Task prompt:
Below are the records. Gather each line that holds "deterioration".

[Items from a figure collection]
--------

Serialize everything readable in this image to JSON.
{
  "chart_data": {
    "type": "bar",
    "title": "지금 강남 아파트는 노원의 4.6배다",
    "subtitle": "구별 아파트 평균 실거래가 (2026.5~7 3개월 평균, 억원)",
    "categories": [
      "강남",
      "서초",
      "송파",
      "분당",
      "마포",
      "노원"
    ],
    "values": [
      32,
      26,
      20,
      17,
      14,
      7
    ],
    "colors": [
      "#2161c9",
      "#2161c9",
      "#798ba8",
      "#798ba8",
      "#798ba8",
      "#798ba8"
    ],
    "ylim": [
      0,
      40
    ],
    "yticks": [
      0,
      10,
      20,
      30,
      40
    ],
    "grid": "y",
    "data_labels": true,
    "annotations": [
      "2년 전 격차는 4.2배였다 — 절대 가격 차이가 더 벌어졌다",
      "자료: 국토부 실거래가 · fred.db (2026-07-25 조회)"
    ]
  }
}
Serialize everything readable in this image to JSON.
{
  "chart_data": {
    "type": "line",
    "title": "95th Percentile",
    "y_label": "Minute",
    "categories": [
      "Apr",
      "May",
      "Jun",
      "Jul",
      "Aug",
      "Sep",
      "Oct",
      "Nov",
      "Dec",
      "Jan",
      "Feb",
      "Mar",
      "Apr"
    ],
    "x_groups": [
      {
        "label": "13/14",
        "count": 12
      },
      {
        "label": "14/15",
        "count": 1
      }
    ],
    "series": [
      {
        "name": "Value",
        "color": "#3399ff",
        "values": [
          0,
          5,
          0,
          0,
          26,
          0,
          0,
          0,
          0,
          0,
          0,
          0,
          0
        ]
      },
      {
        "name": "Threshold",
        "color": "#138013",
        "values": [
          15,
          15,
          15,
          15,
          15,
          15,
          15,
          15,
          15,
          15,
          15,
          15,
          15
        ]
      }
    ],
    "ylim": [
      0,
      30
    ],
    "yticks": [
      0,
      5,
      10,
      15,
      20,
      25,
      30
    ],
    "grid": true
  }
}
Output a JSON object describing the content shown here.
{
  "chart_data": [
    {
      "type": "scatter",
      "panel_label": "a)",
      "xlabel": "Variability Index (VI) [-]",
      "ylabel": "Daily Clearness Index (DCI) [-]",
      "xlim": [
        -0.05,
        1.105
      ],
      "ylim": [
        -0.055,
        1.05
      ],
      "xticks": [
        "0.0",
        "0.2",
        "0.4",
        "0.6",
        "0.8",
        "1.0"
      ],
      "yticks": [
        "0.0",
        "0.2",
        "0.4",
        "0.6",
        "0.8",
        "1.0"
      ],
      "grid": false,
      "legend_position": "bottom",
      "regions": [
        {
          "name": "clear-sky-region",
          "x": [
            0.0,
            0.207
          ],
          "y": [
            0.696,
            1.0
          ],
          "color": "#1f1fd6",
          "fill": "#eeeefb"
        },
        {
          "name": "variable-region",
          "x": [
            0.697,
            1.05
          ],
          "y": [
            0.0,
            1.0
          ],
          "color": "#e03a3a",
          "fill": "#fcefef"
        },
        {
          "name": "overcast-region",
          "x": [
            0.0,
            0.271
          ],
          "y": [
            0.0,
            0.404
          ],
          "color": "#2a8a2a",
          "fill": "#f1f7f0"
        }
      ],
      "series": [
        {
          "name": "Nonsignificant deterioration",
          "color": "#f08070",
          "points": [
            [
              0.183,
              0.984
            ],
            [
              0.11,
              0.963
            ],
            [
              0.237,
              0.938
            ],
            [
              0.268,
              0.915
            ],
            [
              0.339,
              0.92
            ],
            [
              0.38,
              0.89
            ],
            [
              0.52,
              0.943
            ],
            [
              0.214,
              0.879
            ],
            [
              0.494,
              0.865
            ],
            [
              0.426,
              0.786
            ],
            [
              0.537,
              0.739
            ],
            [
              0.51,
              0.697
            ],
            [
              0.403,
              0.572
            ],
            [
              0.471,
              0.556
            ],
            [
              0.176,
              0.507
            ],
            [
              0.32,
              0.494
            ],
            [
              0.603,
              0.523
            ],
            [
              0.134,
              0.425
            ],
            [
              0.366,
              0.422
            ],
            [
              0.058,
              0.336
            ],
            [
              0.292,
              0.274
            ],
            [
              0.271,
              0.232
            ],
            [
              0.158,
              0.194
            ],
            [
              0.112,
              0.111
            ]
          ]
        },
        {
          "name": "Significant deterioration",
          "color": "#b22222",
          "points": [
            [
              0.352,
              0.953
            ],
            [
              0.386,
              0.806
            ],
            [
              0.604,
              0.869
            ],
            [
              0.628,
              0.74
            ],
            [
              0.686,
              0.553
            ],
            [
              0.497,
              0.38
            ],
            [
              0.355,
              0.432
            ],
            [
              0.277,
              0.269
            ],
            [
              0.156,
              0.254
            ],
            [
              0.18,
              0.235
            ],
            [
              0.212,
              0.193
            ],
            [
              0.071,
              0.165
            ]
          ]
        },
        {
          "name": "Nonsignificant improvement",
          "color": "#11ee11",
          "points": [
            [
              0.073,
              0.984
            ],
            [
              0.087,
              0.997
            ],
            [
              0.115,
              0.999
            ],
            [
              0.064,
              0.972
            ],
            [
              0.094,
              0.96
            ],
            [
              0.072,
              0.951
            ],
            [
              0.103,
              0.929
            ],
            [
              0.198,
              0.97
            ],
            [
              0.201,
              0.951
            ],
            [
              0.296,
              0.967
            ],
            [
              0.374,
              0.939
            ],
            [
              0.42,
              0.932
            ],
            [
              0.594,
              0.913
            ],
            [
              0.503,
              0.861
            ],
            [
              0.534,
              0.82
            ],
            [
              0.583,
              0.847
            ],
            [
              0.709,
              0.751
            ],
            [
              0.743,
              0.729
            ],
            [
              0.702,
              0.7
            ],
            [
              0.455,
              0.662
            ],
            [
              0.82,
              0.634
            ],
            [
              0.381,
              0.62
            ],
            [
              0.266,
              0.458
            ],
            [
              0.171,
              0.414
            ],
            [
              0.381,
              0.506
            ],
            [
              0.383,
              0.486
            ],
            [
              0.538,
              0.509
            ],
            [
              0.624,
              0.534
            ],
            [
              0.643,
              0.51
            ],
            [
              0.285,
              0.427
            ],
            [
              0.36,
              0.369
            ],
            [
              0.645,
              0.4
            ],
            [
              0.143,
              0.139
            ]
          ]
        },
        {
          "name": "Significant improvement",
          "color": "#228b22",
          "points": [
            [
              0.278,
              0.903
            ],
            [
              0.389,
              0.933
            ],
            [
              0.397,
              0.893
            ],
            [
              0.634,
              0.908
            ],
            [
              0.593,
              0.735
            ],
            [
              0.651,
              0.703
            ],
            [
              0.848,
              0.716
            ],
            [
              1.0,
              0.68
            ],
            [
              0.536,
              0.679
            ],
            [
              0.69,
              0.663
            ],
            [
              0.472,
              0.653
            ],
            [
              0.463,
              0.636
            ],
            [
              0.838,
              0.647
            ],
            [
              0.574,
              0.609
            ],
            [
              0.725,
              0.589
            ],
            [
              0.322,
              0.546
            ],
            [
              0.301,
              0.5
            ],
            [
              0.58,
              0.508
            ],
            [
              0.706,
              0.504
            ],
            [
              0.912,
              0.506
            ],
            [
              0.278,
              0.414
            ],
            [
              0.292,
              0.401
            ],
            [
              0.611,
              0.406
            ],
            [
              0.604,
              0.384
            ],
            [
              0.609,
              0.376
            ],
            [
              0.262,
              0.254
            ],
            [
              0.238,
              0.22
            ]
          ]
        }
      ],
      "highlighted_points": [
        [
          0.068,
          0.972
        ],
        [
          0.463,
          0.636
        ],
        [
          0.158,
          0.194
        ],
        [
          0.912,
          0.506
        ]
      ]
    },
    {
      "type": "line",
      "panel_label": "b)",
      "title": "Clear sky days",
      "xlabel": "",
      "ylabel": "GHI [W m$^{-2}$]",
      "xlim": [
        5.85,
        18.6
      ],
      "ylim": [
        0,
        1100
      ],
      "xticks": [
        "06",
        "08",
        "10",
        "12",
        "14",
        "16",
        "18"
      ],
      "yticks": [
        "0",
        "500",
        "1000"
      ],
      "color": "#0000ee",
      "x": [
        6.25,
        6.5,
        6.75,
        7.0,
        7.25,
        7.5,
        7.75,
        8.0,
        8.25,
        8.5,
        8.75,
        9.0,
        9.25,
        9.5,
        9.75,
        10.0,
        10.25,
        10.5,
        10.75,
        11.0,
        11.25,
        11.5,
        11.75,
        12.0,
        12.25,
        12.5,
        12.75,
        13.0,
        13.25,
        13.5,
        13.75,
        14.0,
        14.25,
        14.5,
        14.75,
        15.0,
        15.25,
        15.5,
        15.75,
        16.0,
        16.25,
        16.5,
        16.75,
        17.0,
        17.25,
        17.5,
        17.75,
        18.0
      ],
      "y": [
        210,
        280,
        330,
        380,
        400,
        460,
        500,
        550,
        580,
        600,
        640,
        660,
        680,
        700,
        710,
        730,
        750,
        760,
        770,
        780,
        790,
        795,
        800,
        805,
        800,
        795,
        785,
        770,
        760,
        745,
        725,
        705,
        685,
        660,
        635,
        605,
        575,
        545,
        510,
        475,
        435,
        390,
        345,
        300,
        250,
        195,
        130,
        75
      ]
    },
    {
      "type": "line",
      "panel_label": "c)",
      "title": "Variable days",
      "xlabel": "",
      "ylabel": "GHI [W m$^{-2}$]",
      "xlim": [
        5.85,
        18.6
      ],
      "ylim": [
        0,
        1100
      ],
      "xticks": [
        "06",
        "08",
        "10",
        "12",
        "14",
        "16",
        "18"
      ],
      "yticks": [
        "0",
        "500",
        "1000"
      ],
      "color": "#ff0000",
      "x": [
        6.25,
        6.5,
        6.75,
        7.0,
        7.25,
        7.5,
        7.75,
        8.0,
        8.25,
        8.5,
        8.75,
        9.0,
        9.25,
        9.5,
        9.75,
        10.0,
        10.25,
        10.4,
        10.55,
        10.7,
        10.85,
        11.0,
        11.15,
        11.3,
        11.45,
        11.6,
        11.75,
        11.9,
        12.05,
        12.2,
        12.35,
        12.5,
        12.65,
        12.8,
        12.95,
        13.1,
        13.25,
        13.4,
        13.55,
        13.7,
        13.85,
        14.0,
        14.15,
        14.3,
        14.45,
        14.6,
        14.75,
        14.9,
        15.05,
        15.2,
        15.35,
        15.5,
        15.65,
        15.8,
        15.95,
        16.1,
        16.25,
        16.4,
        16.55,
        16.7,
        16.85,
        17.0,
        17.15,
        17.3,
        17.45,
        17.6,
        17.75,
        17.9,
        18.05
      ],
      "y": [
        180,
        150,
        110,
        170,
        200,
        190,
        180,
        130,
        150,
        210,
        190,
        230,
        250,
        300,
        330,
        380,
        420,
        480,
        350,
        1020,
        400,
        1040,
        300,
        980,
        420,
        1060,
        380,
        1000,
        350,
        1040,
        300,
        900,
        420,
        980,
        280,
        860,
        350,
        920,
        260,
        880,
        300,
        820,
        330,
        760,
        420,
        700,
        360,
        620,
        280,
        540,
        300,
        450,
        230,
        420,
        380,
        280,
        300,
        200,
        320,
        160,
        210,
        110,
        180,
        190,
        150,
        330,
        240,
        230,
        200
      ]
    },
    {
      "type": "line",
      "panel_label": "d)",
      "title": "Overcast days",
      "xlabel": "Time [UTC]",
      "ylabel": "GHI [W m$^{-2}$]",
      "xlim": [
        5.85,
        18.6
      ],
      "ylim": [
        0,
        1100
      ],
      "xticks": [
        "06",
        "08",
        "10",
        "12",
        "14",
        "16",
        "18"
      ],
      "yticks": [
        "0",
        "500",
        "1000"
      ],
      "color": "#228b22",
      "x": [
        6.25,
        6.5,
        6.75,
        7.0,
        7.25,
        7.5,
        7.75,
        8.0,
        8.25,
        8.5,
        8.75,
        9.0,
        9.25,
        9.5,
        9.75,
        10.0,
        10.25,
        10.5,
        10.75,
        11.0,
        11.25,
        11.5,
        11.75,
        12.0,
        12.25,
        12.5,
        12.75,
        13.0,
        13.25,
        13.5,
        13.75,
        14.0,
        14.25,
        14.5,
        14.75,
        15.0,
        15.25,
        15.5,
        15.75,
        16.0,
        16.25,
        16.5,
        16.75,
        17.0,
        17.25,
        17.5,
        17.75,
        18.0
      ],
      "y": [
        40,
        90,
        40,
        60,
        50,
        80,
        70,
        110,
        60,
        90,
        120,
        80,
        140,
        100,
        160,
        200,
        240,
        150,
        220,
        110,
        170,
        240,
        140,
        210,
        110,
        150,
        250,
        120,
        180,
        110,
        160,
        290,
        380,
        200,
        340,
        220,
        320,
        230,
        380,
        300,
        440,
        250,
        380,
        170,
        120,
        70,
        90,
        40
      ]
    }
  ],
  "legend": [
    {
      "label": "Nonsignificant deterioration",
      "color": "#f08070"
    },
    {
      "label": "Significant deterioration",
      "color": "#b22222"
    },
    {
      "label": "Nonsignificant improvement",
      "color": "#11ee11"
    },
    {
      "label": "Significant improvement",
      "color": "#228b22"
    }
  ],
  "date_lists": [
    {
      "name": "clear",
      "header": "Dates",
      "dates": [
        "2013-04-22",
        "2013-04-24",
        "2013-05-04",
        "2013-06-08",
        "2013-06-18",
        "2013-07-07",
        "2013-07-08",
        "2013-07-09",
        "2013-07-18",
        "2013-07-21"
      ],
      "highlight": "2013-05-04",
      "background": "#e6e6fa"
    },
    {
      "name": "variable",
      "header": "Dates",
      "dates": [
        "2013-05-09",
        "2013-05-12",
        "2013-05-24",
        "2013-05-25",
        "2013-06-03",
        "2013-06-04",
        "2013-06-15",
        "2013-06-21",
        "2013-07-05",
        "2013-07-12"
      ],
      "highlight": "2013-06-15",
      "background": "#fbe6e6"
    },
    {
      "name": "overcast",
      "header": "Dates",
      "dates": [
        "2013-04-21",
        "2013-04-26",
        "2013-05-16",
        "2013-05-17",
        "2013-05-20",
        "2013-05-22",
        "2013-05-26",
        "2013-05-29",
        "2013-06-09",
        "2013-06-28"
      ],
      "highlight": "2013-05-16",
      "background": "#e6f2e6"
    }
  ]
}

--------

Task output:
          "name": "Nonsignificant deterioration",
          "name": "Significant deterioration",
      "label": "Nonsignificant deterioration",
      "label": "Significant deterioration",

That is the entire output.